Start of RECORD SET

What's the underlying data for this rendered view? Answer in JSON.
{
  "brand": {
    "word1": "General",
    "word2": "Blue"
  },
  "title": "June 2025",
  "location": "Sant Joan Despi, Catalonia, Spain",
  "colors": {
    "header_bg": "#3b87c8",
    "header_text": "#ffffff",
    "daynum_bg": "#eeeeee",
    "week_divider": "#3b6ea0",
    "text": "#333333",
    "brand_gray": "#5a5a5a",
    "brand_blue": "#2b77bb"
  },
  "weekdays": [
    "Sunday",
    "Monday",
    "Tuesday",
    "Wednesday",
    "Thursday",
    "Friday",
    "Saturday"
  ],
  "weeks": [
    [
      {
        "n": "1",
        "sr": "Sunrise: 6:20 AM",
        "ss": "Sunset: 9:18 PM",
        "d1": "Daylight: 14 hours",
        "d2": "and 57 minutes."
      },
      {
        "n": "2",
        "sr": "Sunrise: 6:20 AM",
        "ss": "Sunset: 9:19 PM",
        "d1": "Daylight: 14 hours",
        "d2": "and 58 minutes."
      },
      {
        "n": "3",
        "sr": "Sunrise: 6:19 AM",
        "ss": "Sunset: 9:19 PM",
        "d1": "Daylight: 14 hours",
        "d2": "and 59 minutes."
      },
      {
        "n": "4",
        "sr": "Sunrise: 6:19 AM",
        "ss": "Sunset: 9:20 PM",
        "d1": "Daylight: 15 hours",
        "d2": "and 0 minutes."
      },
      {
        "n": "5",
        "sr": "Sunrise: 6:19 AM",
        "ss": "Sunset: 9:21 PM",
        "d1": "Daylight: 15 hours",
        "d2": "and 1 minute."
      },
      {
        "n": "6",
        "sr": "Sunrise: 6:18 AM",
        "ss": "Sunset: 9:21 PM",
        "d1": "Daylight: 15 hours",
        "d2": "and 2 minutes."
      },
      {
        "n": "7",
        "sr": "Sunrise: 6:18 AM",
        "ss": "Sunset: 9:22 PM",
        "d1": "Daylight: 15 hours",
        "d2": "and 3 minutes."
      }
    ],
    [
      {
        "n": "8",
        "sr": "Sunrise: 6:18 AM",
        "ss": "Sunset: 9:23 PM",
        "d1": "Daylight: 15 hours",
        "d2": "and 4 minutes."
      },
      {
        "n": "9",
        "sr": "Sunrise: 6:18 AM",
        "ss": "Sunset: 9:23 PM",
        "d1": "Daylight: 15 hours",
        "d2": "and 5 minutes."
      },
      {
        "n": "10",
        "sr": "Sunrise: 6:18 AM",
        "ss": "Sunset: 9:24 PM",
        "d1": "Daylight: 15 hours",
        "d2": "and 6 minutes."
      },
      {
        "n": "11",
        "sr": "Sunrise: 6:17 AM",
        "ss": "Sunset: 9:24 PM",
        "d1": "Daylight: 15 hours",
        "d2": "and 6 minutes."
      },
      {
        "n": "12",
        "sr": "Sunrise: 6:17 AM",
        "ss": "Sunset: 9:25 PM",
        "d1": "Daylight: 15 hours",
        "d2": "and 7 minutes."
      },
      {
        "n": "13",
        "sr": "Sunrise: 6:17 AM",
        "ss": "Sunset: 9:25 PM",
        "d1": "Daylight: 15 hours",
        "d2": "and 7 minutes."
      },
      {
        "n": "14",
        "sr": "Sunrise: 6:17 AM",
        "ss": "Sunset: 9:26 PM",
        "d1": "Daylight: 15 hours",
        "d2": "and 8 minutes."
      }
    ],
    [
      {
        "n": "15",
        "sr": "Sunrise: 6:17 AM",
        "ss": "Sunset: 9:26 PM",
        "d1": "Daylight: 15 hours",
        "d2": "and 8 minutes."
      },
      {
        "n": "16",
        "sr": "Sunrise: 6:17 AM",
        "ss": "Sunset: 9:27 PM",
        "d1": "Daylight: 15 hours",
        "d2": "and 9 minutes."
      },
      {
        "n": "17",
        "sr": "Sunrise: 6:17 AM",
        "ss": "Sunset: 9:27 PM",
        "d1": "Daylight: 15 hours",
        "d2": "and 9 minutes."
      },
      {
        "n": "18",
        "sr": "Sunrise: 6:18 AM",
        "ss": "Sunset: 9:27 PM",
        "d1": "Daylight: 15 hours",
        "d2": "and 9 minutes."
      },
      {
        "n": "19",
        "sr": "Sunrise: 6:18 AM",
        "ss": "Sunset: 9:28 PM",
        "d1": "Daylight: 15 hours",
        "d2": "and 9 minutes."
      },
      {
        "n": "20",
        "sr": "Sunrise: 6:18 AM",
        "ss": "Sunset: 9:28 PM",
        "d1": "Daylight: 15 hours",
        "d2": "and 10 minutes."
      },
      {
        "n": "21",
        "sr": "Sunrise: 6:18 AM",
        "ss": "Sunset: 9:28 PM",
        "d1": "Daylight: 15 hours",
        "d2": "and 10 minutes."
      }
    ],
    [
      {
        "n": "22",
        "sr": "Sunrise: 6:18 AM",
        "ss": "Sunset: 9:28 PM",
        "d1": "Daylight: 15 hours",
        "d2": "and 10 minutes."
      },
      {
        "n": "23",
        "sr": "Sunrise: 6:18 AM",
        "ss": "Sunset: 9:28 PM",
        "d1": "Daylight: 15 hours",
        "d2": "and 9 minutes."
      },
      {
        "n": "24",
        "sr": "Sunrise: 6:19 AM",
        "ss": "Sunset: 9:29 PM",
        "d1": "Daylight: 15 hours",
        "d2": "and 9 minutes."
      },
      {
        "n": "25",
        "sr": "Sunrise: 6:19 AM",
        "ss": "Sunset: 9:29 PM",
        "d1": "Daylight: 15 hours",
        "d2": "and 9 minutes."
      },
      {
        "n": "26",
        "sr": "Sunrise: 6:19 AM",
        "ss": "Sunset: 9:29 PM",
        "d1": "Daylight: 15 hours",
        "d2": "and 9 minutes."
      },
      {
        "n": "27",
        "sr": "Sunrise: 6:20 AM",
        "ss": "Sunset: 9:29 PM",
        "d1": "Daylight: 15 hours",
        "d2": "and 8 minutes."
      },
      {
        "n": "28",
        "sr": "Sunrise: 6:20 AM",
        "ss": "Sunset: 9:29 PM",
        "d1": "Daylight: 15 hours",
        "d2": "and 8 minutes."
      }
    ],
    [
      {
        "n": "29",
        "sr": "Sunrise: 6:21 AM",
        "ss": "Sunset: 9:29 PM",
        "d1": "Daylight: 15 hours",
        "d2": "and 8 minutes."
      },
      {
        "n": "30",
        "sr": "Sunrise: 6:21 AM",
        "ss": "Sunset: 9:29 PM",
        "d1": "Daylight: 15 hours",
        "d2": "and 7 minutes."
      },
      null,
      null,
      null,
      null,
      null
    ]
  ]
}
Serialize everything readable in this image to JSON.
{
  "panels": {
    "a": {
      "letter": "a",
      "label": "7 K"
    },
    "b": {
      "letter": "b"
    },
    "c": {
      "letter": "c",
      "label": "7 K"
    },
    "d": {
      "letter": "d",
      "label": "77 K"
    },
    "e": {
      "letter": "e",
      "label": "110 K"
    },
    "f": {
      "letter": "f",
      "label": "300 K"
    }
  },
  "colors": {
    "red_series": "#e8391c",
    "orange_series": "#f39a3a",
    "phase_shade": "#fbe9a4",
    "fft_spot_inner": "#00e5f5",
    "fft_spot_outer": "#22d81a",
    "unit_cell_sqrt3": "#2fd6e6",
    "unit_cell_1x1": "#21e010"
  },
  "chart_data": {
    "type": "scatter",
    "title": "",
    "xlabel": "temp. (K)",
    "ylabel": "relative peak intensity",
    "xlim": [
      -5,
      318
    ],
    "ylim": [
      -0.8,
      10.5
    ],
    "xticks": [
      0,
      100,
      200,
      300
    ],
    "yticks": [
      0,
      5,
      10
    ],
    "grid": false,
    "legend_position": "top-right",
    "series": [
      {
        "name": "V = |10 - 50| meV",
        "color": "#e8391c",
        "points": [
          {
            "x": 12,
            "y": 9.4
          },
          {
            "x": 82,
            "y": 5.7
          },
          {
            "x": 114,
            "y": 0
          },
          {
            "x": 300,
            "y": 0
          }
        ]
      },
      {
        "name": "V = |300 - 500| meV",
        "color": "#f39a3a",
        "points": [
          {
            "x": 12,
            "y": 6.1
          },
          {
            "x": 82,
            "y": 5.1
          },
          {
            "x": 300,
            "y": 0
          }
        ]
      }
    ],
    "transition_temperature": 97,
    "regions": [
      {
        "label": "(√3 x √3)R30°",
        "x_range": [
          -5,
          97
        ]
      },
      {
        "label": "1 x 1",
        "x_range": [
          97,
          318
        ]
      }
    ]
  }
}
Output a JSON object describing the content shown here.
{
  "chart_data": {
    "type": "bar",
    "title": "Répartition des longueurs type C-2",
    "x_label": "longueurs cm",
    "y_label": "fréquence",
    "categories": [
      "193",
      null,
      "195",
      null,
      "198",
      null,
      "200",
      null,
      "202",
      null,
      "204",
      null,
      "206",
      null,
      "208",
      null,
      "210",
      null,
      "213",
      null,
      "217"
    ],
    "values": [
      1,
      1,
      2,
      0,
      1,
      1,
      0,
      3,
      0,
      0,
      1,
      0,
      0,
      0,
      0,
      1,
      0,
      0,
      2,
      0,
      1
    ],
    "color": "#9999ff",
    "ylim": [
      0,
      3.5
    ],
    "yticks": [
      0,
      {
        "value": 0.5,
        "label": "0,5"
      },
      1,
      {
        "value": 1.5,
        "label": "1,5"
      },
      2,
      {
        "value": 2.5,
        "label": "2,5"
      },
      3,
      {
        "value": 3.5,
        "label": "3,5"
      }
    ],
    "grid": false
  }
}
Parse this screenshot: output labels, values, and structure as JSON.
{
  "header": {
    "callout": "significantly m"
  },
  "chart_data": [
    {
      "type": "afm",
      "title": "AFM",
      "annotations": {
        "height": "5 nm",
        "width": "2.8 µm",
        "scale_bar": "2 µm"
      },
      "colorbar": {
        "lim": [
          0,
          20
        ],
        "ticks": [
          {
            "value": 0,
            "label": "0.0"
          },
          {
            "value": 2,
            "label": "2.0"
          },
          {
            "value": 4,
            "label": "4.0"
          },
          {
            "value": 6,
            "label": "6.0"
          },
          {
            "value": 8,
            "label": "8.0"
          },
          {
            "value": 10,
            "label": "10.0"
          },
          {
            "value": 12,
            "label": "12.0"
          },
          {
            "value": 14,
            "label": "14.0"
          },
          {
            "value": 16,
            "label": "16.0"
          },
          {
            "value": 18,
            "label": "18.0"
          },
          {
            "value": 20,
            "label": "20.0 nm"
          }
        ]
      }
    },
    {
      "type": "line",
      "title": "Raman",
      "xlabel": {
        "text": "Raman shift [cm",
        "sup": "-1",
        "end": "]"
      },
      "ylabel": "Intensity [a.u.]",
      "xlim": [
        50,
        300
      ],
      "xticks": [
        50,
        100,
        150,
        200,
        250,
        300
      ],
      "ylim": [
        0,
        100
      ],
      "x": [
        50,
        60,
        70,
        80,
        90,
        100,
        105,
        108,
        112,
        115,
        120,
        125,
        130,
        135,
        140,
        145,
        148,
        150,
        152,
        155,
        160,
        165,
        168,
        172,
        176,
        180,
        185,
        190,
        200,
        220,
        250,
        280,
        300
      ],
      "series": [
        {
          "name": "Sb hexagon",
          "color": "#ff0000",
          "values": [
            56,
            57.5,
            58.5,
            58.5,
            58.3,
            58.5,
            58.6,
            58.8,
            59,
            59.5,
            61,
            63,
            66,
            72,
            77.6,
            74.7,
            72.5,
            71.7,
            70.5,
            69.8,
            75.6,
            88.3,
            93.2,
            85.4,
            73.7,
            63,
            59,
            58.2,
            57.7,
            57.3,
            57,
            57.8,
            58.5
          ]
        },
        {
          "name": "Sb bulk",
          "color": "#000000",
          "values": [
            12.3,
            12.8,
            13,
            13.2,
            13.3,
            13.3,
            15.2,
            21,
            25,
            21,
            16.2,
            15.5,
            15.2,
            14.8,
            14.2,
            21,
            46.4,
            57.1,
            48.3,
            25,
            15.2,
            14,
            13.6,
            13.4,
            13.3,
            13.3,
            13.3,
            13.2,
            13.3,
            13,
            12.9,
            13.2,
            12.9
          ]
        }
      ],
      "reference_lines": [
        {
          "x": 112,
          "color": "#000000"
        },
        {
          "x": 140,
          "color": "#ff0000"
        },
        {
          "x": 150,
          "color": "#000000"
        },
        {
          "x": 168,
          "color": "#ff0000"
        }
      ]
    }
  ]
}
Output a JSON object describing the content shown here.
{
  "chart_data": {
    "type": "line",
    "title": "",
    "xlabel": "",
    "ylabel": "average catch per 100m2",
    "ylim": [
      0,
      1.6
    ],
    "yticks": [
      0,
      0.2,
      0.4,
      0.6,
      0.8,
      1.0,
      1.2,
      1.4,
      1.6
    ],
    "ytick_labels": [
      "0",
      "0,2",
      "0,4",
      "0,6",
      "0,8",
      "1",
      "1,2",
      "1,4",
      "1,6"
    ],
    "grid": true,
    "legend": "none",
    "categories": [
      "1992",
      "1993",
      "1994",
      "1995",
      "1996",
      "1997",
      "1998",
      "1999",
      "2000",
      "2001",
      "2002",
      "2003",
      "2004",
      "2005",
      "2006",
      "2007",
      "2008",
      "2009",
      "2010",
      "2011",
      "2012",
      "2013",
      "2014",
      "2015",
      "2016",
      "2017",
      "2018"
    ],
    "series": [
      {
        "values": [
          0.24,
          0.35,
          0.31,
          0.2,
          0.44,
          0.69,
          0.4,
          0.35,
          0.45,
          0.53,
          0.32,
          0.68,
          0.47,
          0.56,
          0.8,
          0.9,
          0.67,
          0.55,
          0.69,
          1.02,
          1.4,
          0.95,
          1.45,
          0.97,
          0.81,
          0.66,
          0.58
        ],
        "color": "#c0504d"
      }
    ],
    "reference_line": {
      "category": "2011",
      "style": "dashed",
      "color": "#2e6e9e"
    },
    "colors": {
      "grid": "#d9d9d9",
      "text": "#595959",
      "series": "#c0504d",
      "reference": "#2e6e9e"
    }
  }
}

End of RECORD SET

TASK GOAL: Looking at the entries above, state how many lines contain "longueurs"; give the number alone.

SOLUTION TO THE EXERCISE: 2